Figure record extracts
------------------------------------------------------------

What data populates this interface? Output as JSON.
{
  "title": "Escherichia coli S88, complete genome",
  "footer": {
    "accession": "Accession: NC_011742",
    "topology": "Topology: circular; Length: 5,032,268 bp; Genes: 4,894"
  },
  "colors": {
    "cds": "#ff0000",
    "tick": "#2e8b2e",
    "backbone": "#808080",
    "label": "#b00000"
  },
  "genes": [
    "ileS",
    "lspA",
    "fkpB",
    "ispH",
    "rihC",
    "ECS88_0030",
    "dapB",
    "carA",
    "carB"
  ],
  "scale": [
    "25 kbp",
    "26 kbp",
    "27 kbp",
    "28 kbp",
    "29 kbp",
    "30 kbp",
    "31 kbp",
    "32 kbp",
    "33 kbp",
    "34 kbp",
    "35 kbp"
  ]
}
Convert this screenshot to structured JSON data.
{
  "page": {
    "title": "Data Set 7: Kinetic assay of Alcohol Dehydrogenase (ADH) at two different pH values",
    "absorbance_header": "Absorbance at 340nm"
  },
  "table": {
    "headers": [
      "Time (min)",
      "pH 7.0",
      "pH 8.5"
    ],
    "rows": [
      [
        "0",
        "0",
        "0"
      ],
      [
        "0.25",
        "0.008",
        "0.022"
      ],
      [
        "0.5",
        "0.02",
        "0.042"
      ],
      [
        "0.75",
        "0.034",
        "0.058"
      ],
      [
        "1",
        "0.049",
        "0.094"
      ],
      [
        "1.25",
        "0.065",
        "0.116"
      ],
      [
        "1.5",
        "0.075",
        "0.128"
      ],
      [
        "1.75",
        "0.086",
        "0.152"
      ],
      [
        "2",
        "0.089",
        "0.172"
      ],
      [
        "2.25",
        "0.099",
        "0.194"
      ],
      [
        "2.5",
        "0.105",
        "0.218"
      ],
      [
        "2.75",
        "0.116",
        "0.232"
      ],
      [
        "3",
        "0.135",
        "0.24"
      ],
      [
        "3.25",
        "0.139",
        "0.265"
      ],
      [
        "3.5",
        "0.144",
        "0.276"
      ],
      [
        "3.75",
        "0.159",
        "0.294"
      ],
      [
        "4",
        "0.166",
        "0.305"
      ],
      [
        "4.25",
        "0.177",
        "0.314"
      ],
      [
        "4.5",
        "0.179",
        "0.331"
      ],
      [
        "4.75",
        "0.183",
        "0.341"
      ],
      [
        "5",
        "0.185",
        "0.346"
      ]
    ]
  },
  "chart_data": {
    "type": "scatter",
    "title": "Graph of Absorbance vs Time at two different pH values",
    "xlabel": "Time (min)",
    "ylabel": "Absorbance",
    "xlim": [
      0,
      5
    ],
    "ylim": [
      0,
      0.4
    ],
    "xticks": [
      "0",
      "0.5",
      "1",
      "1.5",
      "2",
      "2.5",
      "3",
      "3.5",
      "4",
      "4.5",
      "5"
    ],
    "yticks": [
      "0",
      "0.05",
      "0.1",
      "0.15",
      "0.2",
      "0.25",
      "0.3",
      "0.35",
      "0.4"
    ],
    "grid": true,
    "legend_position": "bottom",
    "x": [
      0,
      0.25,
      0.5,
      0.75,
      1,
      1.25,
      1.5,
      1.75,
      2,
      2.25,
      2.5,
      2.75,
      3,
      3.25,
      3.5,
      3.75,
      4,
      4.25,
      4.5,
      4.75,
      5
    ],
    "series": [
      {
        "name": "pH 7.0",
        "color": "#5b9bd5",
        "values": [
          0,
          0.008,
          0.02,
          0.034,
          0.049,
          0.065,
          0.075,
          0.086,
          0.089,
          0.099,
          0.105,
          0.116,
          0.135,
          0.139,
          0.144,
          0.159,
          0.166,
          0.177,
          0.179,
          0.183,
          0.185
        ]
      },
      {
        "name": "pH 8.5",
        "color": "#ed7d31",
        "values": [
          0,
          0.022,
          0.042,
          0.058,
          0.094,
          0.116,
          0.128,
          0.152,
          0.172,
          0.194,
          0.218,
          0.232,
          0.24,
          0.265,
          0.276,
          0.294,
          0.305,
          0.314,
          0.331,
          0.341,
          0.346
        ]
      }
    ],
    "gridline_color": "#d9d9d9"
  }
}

------------------------------------------------------------

Among the lines above, find those holding "different" and copy each one.

    "title": "Data Set 7: Kinetic assay of Alcohol Dehydrogenase (ADH) at two different pH values",
    "title": "Graph of Absorbance vs Time at two different pH values",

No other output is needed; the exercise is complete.